─── Page extract

Important Theorems on Continuity

Continuity is a fundamental property of functions, ensuring smooth and predictable behavior without breaks or jumps. However, beyond just defining continuity, certain powerful theorems provide deeper insights into how continuous functions behave in different settings. These theorems help answer important questions, such as whether a function reaches its highest and lowest values, whether it takes all intermediate values, and whether it remains bounded.

In this chapter, we explore key theorems related to continuity, including:

• Extreme Value Theorem (EVT): Guarantees that a continuous function on a closed interval attains both a maximum and a minimum.
• Boundedness Theorem: Ensures that a continuous function on a closed interval remains within a fixed range of values.
• Intermediate Value Theorem (IVT): Ensures that a continuous function takes every value between its starting and ending points.
• Bolzano’s Theorem: A special case of IVT that guarantees the existence of a root if the function changes sign.

These theorems have important applications in finding roots of equations, optimization problems, and understanding function behavior. They also highlight why the distinction between closed and open intervals is crucial—certain properties hold only on closed intervals and fail on open ones.

We will not formally prove these theorems here because their proofs require deeper mathematical ideas, such as the completeness property of real numbers, the nested interval property (NIP), and even a more precise definition of continuity itself. These concepts belong to a more advanced branch of mathematics called Real Analysis, which you will encounter in higher mathematics courses. However, we will provide strong reasoning and intuitive explanations to help develop a solid understanding of why these theorems must be true.

Extreme Value Theorem

If a function \( f(x) \) is continuous on a closed interval \( [a, b] \), then it attains both a maximum and a minimum value on \( [a, b] \). That is, there exist points \( c, d \in [a, b] \) such that

\[ f(c) \geq f(x) \quad \forall x \in [a, b], \quad f(d) \leq f(x) \quad \forall x \in [a, b]. \]

This guarantees that the function must reach its highest and lowest values somewhere in the interval.

A function being continuous on a closed interval means that it has no breaks, jumps, or infinite behavior on \( [a, b] \). The key observation is that in a closed interval, the function cannot escape to infinity or have missing values at the endpoints, ensuring that it remains bounded. Since the function is continuous, it cannot avoid reaching its maximum or minimum value somewhere in the interval.

If a function is defined on an open interval \( (a, b) \), it may not attain its maximum or minimum values because the function may become unbounded near the endpoints. Unlike a closed interval, where both endpoints are included, an open interval allows the function to behave unpredictably near \( x = a \) or \( x = b \), potentially approaching infinity or oscillating wildly.

──────
─── Given data

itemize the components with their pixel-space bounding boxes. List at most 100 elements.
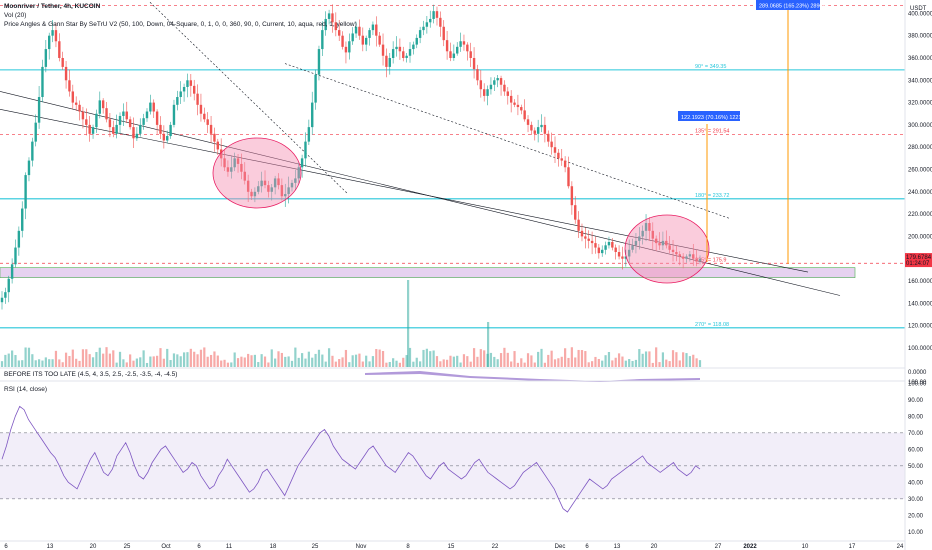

──────

--- List of tasks ---
- A) Which theorem does the page on continuity theorems describe as a special case of the Intermediate Value Theorem that guarantees a root when the function changes sign?
- B) Please write the next part of the page on continuity theorems, picking up right after its final sentence.

--- Answers by task ---
- A) Bolzano's Theorem.

- B)
For example, consider the function

\[ f(x) = \frac{1}{\sin^2 x} + \frac{1}{\cos^2 x}, \quad x \in (0, \pi/2). \]

At any point in \( (0, \pi/2) \), this function is well-defined and continuous. However, as \( x \to 0^+ \), we have \( \sin x \to 0 \), causing \( 1/\sin^2 x \) to grow arbitrarily large. Similarly, as \( x \to (\pi/2)^- \), \( \cos x \to 0 \), causing \( 1/\cos^2 x \) to diverge to infinity. This means that

\[ \lim\limits_{x \to 0^+} f(x) = \lim\limits_{x \to (\pi/2)^-} f(x) = \infty. \]

Thus, \( f(x) \) does not attain a maximum value on \( (0, \pi/2) \), even though it is continuous. This demonstrates why the Extreme Value Theorem fails for open intervals—a continuous function on an open interval may lack maximum or minimum values due to unbounded behavior near the endpoints.

The Extreme Value Theorem applies only to closed intervals, where continuity ensures that a function is both bounded and attains its extreme values. In contrast, on an open interval, the function may become arbitrarily large or small near the endpoints, preventing it from reaching a maximum or minimum.

Boundedness Theorem

If a function \( f(x) \) is continuous on a closed interval \( [a, b] \), then \( f(x) \) is bounded on \( [a, b] \). This means that there exist real numbers \( m \) and \( M \) such that

\[ m \leq f(x) \leq M, \quad \forall x \in [a, b]. \]

This ensures that the function does not diverge to infinity anywhere in the interval.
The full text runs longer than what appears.